RECORD SET:
/---

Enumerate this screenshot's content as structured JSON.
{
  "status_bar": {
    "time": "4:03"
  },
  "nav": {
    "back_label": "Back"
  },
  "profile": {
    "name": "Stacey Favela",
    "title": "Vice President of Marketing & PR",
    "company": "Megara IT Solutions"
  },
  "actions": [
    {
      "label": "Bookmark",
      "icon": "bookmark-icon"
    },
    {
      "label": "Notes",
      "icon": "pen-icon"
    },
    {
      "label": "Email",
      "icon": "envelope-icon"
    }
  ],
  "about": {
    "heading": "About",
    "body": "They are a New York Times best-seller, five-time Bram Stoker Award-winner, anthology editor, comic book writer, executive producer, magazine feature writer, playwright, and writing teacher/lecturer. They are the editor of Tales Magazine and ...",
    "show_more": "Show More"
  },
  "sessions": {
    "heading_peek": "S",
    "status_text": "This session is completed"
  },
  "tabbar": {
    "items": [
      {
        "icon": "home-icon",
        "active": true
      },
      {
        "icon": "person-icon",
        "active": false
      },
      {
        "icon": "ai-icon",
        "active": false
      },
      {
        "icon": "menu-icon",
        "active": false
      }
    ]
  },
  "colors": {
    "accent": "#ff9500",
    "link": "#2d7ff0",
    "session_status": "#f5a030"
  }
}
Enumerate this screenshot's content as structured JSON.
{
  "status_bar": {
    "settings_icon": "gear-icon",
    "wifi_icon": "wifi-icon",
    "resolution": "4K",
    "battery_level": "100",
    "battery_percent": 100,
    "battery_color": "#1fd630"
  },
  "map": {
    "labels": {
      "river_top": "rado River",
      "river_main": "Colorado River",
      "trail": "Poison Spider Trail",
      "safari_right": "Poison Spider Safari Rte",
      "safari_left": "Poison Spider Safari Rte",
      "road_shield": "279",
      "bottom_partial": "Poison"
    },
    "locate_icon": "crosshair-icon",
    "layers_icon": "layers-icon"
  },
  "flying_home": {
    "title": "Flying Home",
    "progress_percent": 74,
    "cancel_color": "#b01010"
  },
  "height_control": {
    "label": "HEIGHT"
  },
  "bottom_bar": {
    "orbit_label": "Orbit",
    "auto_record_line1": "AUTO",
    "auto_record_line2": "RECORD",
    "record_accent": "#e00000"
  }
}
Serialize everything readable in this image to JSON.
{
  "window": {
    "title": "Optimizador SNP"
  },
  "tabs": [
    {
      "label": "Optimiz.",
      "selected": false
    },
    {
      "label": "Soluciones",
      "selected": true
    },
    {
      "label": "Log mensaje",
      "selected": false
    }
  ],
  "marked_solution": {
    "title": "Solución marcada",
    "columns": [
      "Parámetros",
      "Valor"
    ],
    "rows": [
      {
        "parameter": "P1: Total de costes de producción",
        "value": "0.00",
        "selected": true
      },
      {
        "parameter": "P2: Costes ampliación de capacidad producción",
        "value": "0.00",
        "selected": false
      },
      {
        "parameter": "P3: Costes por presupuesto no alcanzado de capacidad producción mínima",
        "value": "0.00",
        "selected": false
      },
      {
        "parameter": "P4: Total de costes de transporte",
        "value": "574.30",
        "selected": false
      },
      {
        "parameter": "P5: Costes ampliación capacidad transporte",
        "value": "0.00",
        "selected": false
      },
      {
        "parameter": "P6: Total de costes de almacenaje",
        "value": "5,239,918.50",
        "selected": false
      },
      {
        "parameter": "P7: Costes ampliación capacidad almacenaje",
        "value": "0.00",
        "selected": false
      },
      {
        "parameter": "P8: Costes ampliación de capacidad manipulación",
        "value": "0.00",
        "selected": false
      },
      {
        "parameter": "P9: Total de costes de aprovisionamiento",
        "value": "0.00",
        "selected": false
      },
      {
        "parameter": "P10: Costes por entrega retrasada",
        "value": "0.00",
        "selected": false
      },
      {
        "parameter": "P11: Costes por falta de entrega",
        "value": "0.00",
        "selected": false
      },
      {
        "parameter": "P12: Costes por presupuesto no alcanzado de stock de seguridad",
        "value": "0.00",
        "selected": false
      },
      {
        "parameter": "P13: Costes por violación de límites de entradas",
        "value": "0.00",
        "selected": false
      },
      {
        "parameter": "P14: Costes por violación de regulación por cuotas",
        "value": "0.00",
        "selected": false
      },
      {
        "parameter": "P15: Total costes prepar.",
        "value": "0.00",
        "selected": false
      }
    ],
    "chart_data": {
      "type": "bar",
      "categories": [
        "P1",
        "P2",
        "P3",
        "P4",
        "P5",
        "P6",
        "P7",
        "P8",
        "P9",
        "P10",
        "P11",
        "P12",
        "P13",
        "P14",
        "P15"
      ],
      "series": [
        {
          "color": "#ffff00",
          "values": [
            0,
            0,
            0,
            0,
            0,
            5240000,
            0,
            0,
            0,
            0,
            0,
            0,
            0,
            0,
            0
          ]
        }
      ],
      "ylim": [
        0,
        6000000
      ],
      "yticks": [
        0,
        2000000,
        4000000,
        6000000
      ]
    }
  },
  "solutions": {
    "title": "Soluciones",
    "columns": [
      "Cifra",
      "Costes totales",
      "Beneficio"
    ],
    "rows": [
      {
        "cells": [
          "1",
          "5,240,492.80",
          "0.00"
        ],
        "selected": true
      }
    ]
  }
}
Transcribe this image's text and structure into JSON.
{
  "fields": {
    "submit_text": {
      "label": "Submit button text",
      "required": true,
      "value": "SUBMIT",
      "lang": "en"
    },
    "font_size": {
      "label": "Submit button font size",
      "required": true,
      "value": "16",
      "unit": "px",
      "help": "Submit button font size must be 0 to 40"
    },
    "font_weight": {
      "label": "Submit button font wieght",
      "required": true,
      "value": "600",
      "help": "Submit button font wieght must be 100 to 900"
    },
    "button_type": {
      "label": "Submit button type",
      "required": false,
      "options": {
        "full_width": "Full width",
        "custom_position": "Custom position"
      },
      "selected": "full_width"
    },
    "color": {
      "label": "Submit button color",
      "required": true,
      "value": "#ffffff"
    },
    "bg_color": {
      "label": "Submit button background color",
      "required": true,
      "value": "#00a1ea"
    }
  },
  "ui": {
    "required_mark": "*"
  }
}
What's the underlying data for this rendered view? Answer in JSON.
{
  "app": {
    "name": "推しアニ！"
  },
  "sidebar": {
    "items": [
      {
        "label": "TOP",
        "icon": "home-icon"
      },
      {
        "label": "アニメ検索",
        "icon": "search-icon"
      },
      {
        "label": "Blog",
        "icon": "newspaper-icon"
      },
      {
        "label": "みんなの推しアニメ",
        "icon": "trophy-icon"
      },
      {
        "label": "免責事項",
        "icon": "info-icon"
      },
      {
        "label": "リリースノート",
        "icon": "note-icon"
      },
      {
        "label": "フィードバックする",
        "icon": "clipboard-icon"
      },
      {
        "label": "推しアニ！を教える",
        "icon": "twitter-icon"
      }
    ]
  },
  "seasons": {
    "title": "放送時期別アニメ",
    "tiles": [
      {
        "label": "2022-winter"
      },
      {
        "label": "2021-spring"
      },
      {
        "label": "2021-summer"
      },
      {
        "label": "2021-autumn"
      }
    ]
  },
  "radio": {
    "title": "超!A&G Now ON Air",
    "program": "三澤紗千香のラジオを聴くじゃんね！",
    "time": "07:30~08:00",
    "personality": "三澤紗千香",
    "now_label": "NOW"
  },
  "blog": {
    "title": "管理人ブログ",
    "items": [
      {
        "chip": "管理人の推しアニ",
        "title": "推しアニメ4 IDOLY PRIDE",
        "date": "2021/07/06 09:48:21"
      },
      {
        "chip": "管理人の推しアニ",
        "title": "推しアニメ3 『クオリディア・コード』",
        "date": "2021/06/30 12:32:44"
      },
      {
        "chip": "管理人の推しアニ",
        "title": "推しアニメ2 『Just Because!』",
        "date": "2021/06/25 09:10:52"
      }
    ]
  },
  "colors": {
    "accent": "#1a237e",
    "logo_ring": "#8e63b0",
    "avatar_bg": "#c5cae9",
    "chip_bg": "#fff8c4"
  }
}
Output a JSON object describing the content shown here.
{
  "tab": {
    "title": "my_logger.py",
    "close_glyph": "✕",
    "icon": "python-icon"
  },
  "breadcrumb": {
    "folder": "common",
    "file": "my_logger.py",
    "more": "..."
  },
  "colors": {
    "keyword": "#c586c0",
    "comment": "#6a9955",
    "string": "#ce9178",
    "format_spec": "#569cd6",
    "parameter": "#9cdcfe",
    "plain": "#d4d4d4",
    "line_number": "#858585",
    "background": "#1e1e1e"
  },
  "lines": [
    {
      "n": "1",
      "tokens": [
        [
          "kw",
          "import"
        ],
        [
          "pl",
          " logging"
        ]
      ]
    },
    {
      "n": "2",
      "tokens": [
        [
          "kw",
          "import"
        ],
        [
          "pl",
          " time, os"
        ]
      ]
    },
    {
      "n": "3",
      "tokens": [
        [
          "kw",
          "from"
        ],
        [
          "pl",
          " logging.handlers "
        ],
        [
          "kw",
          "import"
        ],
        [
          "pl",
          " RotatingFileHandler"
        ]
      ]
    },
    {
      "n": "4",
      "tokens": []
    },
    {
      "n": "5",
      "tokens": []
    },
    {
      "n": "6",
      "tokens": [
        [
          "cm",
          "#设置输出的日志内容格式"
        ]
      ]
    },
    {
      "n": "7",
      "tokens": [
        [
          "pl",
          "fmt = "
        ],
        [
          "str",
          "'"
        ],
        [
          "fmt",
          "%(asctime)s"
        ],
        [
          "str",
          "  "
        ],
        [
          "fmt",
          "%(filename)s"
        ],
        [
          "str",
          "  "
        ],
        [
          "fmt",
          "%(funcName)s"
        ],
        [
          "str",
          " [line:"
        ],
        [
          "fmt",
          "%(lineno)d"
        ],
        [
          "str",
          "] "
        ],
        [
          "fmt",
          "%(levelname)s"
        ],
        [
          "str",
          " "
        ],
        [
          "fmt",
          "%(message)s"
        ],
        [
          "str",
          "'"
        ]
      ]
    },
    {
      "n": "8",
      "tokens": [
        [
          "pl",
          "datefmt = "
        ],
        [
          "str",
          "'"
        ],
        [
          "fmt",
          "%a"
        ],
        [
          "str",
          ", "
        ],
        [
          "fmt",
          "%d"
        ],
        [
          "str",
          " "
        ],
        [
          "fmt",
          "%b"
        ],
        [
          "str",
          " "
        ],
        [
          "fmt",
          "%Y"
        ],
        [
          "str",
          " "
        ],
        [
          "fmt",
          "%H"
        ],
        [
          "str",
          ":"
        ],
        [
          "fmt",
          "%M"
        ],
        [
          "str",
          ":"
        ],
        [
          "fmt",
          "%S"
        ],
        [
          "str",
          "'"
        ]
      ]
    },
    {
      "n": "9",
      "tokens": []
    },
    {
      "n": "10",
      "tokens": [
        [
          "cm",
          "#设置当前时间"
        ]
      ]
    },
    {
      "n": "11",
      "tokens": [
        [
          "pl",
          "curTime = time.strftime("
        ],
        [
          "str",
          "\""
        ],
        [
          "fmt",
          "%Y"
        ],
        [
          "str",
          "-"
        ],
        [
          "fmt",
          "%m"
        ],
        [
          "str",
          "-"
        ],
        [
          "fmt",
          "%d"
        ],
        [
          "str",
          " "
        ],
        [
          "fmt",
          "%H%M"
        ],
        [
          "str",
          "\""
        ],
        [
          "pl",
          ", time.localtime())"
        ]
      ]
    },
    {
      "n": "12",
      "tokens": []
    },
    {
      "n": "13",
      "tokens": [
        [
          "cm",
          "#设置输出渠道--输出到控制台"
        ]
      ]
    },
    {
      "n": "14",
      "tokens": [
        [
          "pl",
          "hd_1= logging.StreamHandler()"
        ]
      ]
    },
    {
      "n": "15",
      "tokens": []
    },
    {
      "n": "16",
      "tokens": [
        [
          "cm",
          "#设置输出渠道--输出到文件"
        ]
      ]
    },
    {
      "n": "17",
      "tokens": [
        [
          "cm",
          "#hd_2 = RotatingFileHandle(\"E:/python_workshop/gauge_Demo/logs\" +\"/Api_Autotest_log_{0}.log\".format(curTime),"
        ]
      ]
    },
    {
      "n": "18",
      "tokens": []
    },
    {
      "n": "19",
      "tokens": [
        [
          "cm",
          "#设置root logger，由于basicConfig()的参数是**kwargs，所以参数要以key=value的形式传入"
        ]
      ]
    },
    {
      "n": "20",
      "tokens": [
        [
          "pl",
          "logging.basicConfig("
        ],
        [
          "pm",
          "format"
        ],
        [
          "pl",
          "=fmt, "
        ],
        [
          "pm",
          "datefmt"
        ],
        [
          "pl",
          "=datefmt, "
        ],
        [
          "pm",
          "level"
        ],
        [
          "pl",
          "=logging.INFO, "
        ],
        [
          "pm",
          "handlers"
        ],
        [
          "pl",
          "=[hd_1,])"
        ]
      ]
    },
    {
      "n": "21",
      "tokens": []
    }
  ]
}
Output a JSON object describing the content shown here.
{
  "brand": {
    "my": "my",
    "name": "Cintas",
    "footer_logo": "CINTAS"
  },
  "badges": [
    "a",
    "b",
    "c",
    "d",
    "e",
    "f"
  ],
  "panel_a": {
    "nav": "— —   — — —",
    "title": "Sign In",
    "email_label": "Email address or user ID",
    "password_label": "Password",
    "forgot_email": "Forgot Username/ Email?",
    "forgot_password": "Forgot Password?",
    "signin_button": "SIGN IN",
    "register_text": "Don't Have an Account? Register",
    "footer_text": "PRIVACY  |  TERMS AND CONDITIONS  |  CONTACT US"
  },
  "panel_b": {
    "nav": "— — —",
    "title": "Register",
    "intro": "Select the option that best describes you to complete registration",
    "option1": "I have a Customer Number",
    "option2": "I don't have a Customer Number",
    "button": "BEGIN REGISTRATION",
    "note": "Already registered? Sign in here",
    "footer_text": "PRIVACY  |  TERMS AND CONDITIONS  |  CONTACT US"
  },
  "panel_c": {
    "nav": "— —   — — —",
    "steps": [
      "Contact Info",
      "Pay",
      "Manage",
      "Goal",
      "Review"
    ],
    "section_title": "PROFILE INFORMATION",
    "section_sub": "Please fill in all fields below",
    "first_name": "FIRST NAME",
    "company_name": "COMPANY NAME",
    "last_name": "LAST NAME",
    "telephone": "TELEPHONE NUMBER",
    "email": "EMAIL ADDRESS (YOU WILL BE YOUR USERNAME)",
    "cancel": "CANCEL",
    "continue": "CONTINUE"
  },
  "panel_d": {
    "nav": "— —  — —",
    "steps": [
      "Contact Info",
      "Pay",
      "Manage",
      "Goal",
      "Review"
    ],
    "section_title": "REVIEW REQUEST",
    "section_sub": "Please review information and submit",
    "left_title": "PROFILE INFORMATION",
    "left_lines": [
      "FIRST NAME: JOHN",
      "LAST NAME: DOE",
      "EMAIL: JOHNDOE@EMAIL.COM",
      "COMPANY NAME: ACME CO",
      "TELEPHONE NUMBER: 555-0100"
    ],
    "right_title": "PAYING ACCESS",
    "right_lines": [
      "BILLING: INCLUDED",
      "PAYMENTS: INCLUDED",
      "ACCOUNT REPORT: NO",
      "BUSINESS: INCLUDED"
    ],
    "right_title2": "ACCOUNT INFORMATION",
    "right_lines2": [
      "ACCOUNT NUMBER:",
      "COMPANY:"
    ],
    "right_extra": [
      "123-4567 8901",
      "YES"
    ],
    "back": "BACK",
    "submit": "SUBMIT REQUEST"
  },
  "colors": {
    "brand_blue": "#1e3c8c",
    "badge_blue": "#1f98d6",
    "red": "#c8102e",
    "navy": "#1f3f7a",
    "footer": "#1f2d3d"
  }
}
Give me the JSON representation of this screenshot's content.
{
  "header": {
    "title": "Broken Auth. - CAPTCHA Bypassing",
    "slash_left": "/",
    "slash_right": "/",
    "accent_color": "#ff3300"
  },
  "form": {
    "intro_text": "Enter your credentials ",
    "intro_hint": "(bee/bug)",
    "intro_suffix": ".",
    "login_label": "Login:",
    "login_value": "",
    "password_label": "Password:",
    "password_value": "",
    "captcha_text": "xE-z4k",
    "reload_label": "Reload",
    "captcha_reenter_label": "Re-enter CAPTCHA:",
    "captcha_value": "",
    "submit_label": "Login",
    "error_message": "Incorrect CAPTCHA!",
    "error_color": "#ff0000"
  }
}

\---

EXERCISE REQUIREMENTS: Find every line in the records that contains the word "presupuesto"; copy those lines.

IN RESPONSE:
        "parameter": "P3: Costes por presupuesto no alcanzado de capacidad producción mínima",
        "parameter": "P12: Costes por presupuesto no alcanzado de stock de seguridad",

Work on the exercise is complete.